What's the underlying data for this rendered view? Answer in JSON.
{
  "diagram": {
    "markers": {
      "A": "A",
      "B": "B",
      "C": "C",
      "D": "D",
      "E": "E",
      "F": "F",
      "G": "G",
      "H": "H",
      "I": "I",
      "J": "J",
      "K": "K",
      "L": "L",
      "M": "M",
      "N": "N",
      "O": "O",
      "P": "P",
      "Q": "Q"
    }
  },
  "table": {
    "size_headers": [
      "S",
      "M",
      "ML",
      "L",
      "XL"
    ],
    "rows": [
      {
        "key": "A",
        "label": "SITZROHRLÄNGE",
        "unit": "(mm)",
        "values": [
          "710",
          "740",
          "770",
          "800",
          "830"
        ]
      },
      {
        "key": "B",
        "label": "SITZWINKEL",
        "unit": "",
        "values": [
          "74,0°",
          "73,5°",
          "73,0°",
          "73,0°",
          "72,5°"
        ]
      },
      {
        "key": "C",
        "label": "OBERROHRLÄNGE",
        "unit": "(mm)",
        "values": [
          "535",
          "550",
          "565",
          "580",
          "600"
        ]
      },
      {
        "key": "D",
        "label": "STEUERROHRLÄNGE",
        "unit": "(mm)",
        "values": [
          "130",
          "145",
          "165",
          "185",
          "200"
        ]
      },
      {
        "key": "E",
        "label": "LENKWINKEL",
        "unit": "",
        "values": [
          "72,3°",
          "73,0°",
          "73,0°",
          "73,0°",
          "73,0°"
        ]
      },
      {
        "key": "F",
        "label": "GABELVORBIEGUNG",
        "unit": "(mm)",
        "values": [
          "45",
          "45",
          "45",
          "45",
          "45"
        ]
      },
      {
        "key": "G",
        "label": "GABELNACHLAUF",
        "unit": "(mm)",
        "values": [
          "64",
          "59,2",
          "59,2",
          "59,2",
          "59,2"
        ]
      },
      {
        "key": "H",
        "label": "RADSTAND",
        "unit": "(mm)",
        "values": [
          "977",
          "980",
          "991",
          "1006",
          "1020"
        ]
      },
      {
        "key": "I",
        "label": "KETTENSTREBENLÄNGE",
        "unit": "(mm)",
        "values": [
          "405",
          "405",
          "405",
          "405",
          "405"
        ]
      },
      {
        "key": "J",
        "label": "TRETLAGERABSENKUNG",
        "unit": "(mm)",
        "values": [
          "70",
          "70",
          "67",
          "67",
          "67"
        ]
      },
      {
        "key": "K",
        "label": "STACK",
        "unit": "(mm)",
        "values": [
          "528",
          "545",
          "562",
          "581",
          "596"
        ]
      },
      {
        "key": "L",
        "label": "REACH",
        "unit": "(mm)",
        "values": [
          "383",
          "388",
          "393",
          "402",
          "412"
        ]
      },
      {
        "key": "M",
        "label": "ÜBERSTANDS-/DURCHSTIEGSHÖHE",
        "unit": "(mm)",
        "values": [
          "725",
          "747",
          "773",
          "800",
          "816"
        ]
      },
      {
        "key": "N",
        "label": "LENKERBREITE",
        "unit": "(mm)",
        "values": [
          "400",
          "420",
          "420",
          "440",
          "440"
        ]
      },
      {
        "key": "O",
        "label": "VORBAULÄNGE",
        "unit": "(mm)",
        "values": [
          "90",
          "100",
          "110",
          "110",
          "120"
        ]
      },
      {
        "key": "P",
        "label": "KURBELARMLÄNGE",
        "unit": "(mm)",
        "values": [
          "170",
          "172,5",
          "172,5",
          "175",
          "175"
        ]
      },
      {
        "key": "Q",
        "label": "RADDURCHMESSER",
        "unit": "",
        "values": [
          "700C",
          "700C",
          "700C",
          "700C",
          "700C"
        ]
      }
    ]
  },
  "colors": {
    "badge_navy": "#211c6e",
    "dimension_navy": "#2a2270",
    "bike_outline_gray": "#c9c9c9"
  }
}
━━━━━━
TASK PROMPT »
Quote all the records. Keep every word exact.

EXPECTED ANSWER »
What's the underlying data for this rendered view? Answer in JSON.
{
  "diagram": {
    "markers": {
      "A": "A",
      "B": "B",
      "C": "C",
      "D": "D",
      "E": "E",
      "F": "F",
      "G": "G",
      "H": "H",
      "I": "I",
      "J": "J",
      "K": "K",
      "L": "L",
      "M": "M",
      "N": "N",
      "O": "O",
      "P": "P",
      "Q": "Q"
    }
  },
  "table": {
    "size_headers": [
      "S",
      "M",
      "ML",
      "L",
      "XL"
    ],
    "rows": [
      {
        "key": "A",
        "label": "SITZROHRLÄNGE",
        "unit": "(mm)",
        "values": [
          "710",
          "740",
          "770",
          "800",
          "830"
        ]
      },
      {
        "key": "B",
        "label": "SITZWINKEL",
        "unit": "",
        "values": [
          "74,0°",
          "73,5°",
          "73,0°",
          "73,0°",
          "72,5°"
        ]
      },
      {
        "key": "C",
        "label": "OBERROHRLÄNGE",
        "unit": "(mm)",
        "values": [
          "535",
          "550",
          "565",
          "580",
          "600"
        ]
      },
      {
        "key": "D",
        "label": "STEUERROHRLÄNGE",
        "unit": "(mm)",
        "values": [
          "130",
          "145",
          "165",
          "185",
          "200"
        ]
      },
      {
        "key": "E",
        "label": "LENKWINKEL",
        "unit": "",
        "values": [
          "72,3°",
          "73,0°",
          "73,0°",
          "73,0°",
          "73,0°"
        ]
      },
      {
        "key": "F",
        "label": "GABELVORBIEGUNG",
        "unit": "(mm)",
        "values": [
          "45",
          "45",
          "45",
          "45",
          "45"
        ]
      },
      {
        "key": "G",
        "label": "GABELNACHLAUF",
        "unit": "(mm)",
        "values": [
          "64",
          "59,2",
          "59,2",
          "59,2",
          "59,2"
        ]
      },
      {
        "key": "H",
        "label": "RADSTAND",
        "unit": "(mm)",
        "values": [
          "977",
          "980",
          "991",
          "1006",
          "1020"
        ]
      },
      {
        "key": "I",
        "label": "KETTENSTREBENLÄNGE",
        "unit": "(mm)",
        "values": [
          "405",
          "405",
          "405",
          "405",
          "405"
        ]
      },
      {
        "key": "J",
        "label": "TRETLAGERABSENKUNG",
        "unit": "(mm)",
        "values": [
          "70",
          "70",
          "67",
          "67",
          "67"
        ]
      },
      {
        "key": "K",
        "label": "STACK",
        "unit": "(mm)",
        "values": [
          "528",
          "545",
          "562",
          "581",
          "596"
        ]
      },
      {
        "key": "L",
        "label": "REACH",
        "unit": "(mm)",
        "values": [
          "383",
          "388",
          "393",
          "402",
          "412"
        ]
      },
      {
        "key": "M",
        "label": "ÜBERSTANDS-/DURCHSTIEGSHÖHE",
        "unit": "(mm)",
        "values": [
          "725",
          "747",
          "773",
          "800",
          "816"
        ]
      },
      {
        "key": "N",
        "label": "LENKERBREITE",
        "unit": "(mm)",
        "values": [
          "400",
          "420",
          "420",
          "440",
          "440"
        ]
      },
      {
        "key": "O",
        "label": "VORBAULÄNGE",
        "unit": "(mm)",
        "values": [
          "90",
          "100",
          "110",
          "110",
          "120"
        ]
      },
      {
        "key": "P",
        "label": "KURBELARMLÄNGE",
        "unit": "(mm)",
        "values": [
          "170",
          "172,5",
          "172,5",
          "175",
          "175"
        ]
      },
      {
        "key": "Q",
        "label": "RADDURCHMESSER",
        "unit": "",
        "values": [
          "700C",
          "700C",
          "700C",
          "700C",
          "700C"
        ]
      }
    ]
  },
  "colors": {
    "badge_navy": "#211c6e",
    "dimension_navy": "#2a2270",
    "bike_outline_gray": "#c9c9c9"
  }
}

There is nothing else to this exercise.